# [Supplied material]
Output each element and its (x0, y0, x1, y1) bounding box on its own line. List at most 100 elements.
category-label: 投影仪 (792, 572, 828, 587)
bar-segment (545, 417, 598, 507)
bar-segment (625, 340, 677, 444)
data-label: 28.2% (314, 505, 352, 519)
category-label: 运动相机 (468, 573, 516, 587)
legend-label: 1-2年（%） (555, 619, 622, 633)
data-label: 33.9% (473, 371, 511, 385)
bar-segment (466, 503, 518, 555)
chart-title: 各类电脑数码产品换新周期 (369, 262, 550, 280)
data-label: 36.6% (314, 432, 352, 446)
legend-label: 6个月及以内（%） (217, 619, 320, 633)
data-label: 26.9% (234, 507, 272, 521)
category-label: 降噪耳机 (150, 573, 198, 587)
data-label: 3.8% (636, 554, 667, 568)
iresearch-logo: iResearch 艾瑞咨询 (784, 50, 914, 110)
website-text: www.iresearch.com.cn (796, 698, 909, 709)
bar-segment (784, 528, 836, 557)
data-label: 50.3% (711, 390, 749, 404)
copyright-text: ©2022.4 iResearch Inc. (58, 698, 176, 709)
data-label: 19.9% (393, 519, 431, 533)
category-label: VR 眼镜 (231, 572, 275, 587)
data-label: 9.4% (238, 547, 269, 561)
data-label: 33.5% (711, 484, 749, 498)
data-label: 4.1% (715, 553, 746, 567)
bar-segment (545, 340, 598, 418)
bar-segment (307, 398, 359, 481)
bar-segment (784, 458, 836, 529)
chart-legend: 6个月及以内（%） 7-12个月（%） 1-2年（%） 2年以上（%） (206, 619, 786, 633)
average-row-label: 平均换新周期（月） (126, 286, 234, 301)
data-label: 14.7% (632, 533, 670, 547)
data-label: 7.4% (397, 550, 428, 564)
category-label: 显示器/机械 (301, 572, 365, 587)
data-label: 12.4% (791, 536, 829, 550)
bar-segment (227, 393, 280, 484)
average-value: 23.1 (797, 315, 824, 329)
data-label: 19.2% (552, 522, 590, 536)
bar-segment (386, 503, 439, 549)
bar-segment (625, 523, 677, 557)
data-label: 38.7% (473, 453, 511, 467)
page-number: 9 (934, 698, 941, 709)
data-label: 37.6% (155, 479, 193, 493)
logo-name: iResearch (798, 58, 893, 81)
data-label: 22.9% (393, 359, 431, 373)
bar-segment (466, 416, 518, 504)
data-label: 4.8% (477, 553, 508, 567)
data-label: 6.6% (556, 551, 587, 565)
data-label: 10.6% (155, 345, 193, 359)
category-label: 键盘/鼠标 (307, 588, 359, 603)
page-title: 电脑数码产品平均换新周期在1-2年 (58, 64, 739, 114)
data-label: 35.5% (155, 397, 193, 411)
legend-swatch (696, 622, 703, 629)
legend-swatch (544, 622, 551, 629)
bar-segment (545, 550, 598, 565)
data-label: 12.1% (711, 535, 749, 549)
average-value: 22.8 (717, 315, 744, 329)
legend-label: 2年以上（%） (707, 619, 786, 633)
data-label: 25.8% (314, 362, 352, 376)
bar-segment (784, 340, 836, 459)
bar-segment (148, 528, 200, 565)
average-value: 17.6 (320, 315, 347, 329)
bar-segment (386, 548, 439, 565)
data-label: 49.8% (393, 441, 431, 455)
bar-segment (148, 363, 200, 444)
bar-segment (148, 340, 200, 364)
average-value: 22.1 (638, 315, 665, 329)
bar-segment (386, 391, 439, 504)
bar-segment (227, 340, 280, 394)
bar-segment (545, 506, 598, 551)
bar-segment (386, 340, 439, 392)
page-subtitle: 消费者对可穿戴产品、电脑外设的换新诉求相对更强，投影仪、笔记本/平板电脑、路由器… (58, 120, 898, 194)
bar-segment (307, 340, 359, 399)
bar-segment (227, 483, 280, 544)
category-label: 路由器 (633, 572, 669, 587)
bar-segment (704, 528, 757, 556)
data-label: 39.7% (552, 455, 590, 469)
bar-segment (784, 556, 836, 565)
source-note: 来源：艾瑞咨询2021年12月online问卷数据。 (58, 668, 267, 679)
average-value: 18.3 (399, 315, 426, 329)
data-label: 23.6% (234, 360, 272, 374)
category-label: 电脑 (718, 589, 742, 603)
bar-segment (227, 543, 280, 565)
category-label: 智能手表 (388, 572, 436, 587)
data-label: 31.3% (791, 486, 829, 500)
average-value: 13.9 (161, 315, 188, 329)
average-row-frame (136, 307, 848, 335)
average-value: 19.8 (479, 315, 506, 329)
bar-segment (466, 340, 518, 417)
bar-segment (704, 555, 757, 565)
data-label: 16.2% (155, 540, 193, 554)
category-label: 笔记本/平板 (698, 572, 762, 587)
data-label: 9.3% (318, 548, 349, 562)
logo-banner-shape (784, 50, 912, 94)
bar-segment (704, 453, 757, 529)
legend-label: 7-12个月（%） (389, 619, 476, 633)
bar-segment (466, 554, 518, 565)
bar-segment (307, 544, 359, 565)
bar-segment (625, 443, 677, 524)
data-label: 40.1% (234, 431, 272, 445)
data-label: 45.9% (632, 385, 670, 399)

# [Required task]
Reproduce every line above word for word, without changing anything.

# [Complete answer]
Output each element and its (x0, y0, x1, y1) bounding box on its own line. List at most 100 elements.
category-label: 投影仪 (792, 572, 828, 587)
bar-segment (545, 417, 598, 507)
bar-segment (625, 340, 677, 444)
data-label: 28.2% (314, 505, 352, 519)
category-label: 运动相机 (468, 573, 516, 587)
legend-label: 1-2年（%） (555, 619, 622, 633)
data-label: 33.9% (473, 371, 511, 385)
bar-segment (466, 503, 518, 555)
chart-title: 各类电脑数码产品换新周期 (369, 262, 550, 280)
data-label: 36.6% (314, 432, 352, 446)
legend-label: 6个月及以内（%） (217, 619, 320, 633)
data-label: 26.9% (234, 507, 272, 521)
category-label: 降噪耳机 (150, 573, 198, 587)
data-label: 3.8% (636, 554, 667, 568)
iresearch-logo: iResearch 艾瑞咨询 (784, 50, 914, 110)
website-text: www.iresearch.com.cn (796, 698, 909, 709)
bar-segment (784, 528, 836, 557)
data-label: 50.3% (711, 390, 749, 404)
copyright-text: ©2022.4 iResearch Inc. (58, 698, 176, 709)
data-label: 19.9% (393, 519, 431, 533)
category-label: VR 眼镜 (231, 572, 275, 587)
data-label: 9.4% (238, 547, 269, 561)
data-label: 33.5% (711, 484, 749, 498)
data-label: 4.1% (715, 553, 746, 567)
bar-segment (545, 340, 598, 418)
bar-segment (307, 398, 359, 481)
bar-segment (784, 458, 836, 529)
chart-legend: 6个月及以内（%） 7-12个月（%） 1-2年（%） 2年以上（%） (206, 619, 786, 633)
average-row-label: 平均换新周期（月） (126, 286, 234, 301)
data-label: 14.7% (632, 533, 670, 547)
data-label: 7.4% (397, 550, 428, 564)
category-label: 显示器/机械 (301, 572, 365, 587)
data-label: 12.4% (791, 536, 829, 550)
bar-segment (227, 393, 280, 484)
average-value: 23.1 (797, 315, 824, 329)
data-label: 19.2% (552, 522, 590, 536)
bar-segment (386, 503, 439, 549)
bar-segment (625, 523, 677, 557)
data-label: 38.7% (473, 453, 511, 467)
page-number: 9 (934, 698, 941, 709)
data-label: 37.6% (155, 479, 193, 493)
logo-name: iResearch (798, 58, 893, 81)
data-label: 22.9% (393, 359, 431, 373)
bar-segment (466, 416, 518, 504)
data-label: 4.8% (477, 553, 508, 567)
data-label: 6.6% (556, 551, 587, 565)
data-label: 10.6% (155, 345, 193, 359)
category-label: 键盘/鼠标 (307, 588, 359, 603)
page-title: 电脑数码产品平均换新周期在1-2年 (58, 64, 739, 114)
data-label: 35.5% (155, 397, 193, 411)
legend-swatch (696, 622, 703, 629)
legend-swatch (544, 622, 551, 629)
bar-segment (545, 550, 598, 565)
data-label: 12.1% (711, 535, 749, 549)
average-value: 22.8 (717, 315, 744, 329)
legend-label: 2年以上（%） (707, 619, 786, 633)
data-label: 25.8% (314, 362, 352, 376)
bar-segment (784, 340, 836, 459)
bar-segment (148, 528, 200, 565)
average-value: 17.6 (320, 315, 347, 329)
bar-segment (386, 548, 439, 565)
data-label: 49.8% (393, 441, 431, 455)
bar-segment (148, 363, 200, 444)
bar-segment (148, 340, 200, 364)
average-value: 22.1 (638, 315, 665, 329)
bar-segment (386, 391, 439, 504)
bar-segment (227, 340, 280, 394)
bar-segment (545, 506, 598, 551)
bar-segment (386, 340, 439, 392)
page-subtitle: 消费者对可穿戴产品、电脑外设的换新诉求相对更强，投影仪、笔记本/平板电脑、路由器… (58, 120, 898, 194)
bar-segment (307, 340, 359, 399)
bar-segment (227, 483, 280, 544)
category-label: 路由器 (633, 572, 669, 587)
bar-segment (704, 528, 757, 556)
data-label: 39.7% (552, 455, 590, 469)
bar-segment (784, 556, 836, 565)
source-note: 来源：艾瑞咨询2021年12月online问卷数据。 (58, 668, 267, 679)
average-value: 18.3 (399, 315, 426, 329)
data-label: 23.6% (234, 360, 272, 374)
category-label: 电脑 (718, 589, 742, 603)
bar-segment (227, 543, 280, 565)
category-label: 智能手表 (388, 572, 436, 587)
data-label: 31.3% (791, 486, 829, 500)
average-value: 13.9 (161, 315, 188, 329)
average-row-frame (136, 307, 848, 335)
average-value: 19.8 (479, 315, 506, 329)
bar-segment (466, 340, 518, 417)
bar-segment (704, 555, 757, 565)
data-label: 16.2% (155, 540, 193, 554)
category-label: 笔记本/平板 (698, 572, 762, 587)
data-label: 9.3% (318, 548, 349, 562)
logo-banner-shape (784, 50, 912, 94)
bar-segment (704, 453, 757, 529)
legend-label: 7-12个月（%） (389, 619, 476, 633)
bar-segment (466, 554, 518, 565)
bar-segment (307, 544, 359, 565)
bar-segment (625, 443, 677, 524)
data-label: 40.1% (234, 431, 272, 445)
data-label: 45.9% (632, 385, 670, 399)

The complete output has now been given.